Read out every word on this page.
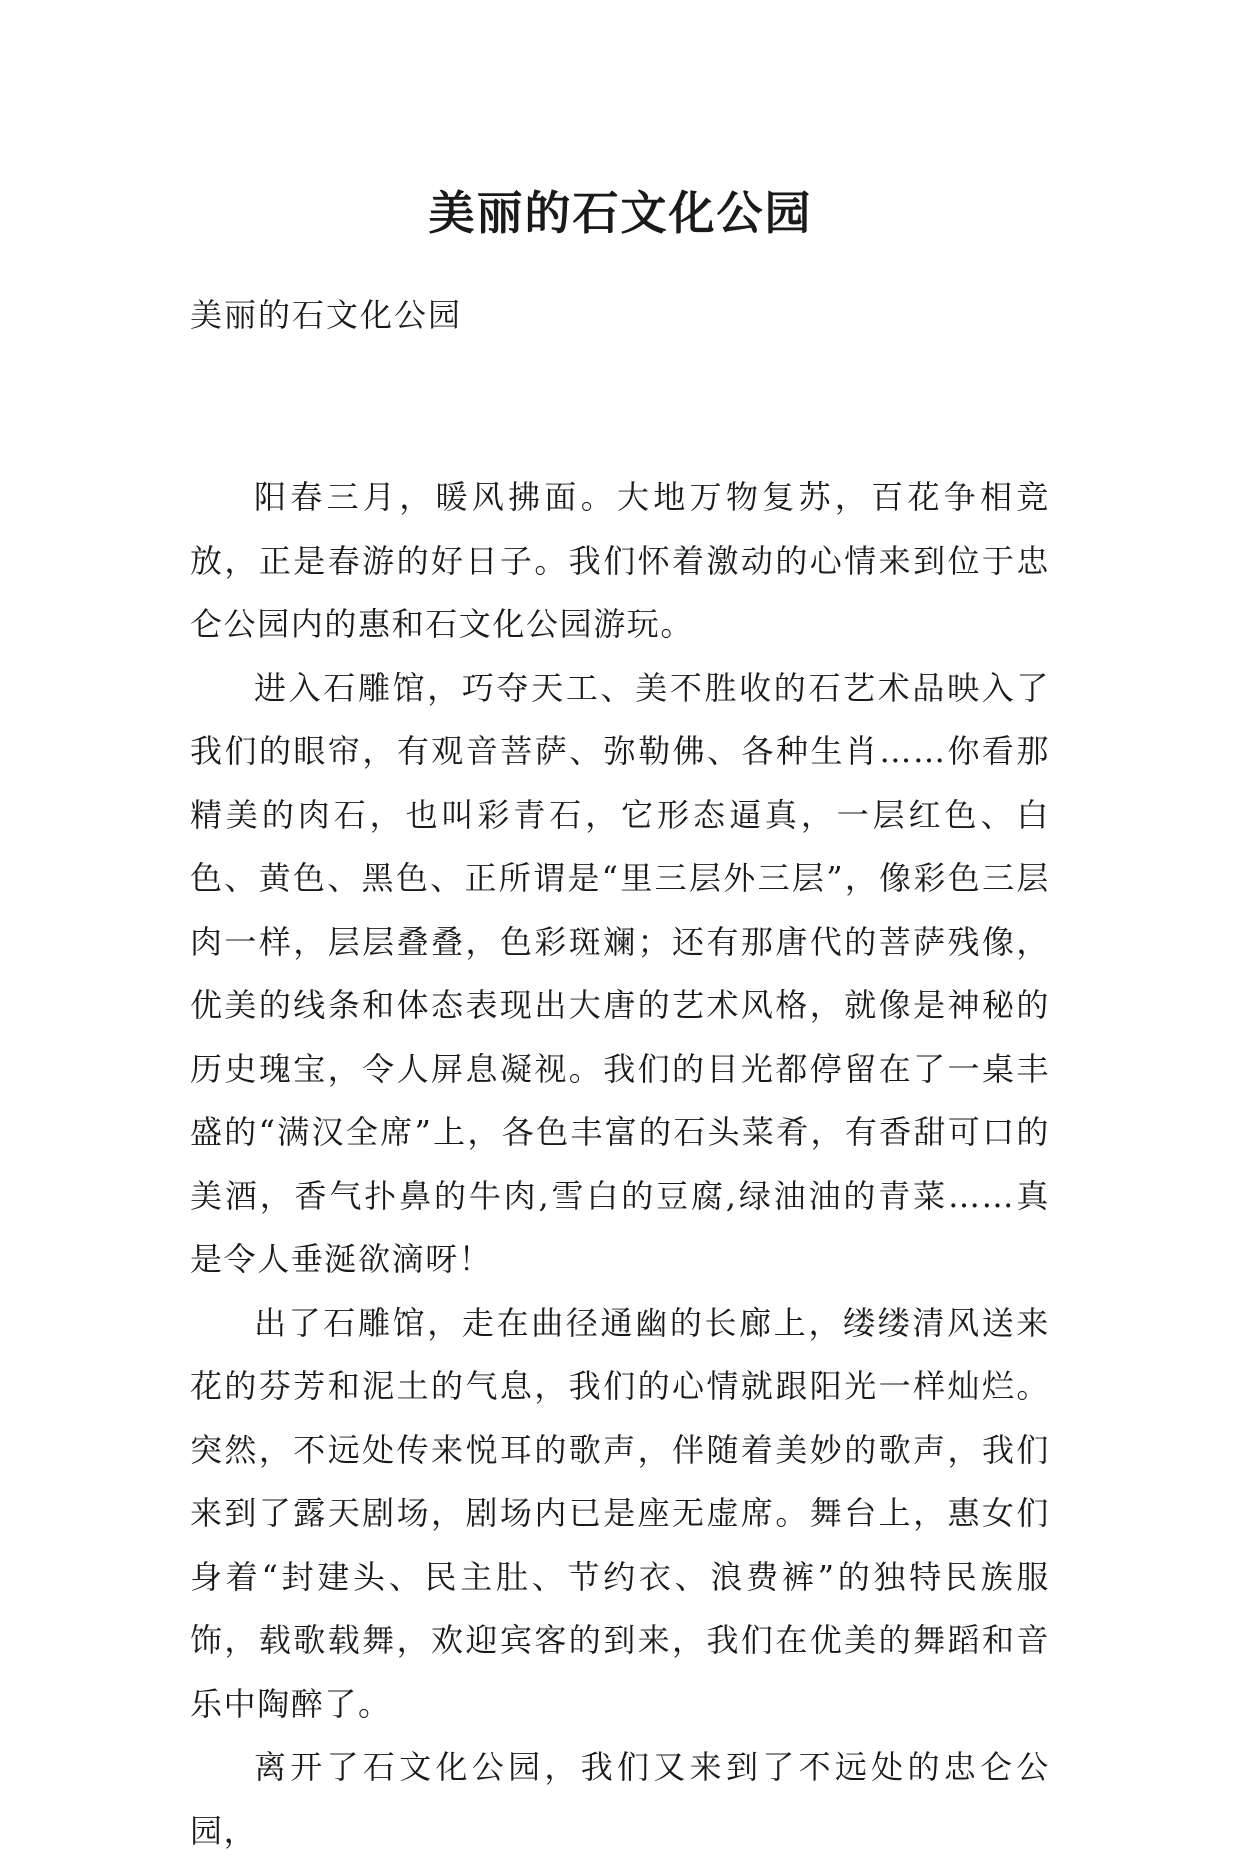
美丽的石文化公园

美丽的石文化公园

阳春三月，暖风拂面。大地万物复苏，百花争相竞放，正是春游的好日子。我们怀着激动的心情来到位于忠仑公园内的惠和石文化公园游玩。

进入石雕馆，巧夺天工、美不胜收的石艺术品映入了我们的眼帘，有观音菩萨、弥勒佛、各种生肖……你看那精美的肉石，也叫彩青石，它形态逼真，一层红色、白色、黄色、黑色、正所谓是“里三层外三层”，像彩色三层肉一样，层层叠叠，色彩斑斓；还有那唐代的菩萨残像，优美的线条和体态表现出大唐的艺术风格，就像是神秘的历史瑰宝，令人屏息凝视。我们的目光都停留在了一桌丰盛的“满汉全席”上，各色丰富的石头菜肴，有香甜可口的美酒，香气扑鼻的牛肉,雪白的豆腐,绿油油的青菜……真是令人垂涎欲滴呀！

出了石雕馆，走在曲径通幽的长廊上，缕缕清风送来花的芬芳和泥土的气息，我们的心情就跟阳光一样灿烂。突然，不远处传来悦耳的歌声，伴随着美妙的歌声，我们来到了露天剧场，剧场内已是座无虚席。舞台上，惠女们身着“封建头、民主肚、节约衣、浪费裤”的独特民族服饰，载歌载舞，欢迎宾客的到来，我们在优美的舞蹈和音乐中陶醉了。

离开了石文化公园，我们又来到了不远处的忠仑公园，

————————

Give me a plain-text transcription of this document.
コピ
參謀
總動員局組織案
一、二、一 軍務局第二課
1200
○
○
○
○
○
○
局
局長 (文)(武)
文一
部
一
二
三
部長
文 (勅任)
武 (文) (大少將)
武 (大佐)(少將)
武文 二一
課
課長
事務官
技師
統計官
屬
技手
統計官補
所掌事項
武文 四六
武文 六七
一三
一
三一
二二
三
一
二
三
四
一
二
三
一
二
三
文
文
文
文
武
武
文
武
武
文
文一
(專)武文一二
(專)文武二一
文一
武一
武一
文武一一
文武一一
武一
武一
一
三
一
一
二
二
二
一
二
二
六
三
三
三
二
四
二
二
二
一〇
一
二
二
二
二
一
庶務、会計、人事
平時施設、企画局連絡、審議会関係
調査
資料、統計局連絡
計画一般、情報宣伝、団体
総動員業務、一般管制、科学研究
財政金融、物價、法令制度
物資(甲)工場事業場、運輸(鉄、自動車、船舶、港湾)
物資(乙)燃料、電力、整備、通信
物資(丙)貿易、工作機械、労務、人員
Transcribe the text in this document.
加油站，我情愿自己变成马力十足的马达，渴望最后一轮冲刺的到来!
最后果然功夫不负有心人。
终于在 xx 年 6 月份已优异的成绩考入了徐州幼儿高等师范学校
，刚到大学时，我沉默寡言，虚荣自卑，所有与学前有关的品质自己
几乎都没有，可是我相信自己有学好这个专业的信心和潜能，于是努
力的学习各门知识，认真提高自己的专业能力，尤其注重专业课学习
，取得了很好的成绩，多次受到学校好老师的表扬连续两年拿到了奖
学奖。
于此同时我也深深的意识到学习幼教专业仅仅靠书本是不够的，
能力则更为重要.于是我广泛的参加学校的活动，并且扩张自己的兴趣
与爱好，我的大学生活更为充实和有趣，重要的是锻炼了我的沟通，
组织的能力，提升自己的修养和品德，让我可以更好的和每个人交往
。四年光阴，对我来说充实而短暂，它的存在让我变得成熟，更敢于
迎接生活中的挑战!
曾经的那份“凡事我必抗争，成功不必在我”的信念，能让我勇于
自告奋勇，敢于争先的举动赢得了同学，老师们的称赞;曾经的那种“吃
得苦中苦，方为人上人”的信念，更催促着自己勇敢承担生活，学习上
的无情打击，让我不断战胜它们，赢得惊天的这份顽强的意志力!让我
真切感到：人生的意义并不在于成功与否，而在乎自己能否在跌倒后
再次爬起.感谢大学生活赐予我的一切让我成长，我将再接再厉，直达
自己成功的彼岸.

————————

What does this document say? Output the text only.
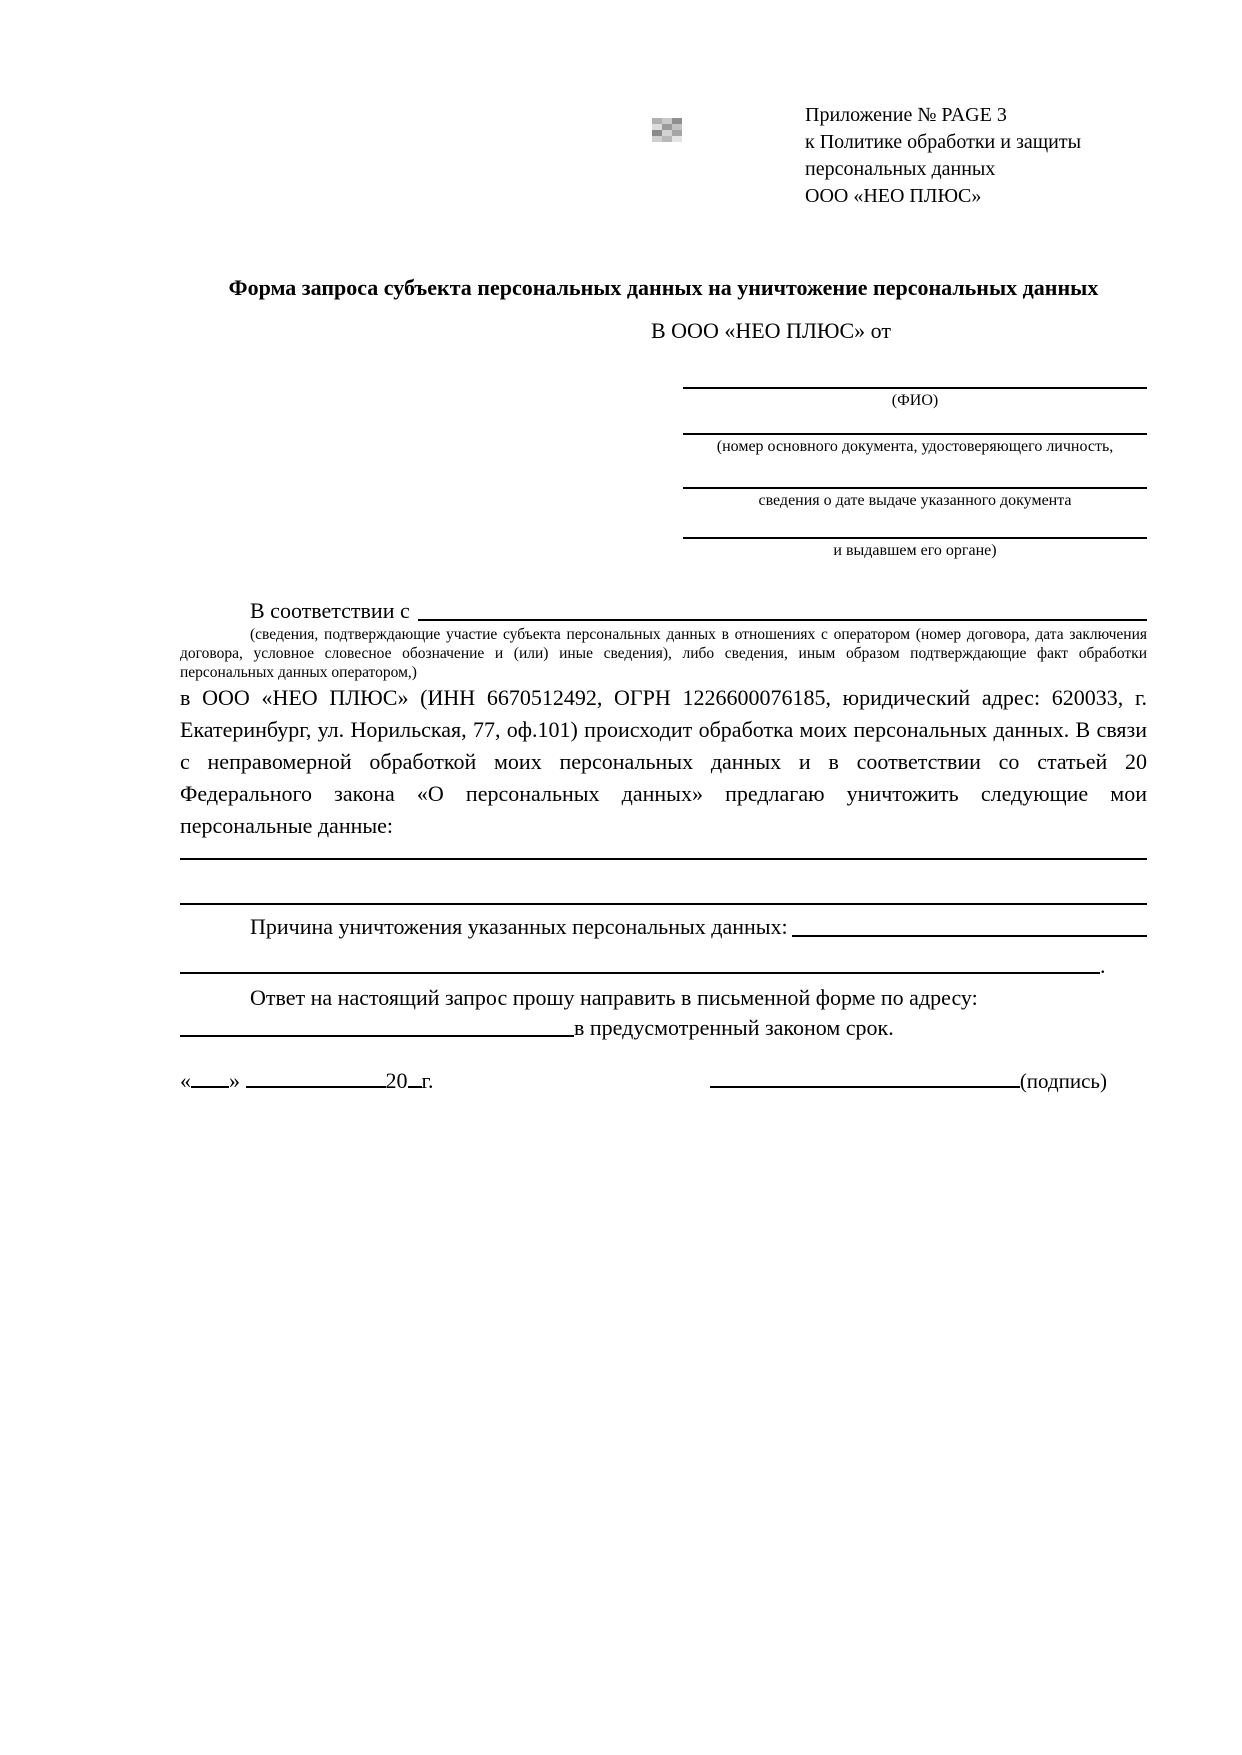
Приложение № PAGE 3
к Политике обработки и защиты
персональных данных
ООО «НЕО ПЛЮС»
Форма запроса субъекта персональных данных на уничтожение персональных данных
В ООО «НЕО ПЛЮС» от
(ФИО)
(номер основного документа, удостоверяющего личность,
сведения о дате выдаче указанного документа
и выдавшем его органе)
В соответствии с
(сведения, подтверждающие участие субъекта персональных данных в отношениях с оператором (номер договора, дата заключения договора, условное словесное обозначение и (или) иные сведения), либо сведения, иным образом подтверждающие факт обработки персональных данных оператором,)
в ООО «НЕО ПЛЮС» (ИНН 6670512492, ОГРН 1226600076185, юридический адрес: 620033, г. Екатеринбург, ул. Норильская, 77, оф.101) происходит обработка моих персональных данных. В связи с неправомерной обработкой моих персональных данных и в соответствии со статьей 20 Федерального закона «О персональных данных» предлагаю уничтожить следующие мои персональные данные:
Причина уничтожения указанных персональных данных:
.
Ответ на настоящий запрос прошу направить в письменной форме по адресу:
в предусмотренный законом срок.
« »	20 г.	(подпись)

————————

§ Written exercise:
Whenever "документа" turns up in a line, pick that line out.

§ Full solution:
(номер основного документа, удостоверяющего личность,
сведения о дате выдаче указанного документа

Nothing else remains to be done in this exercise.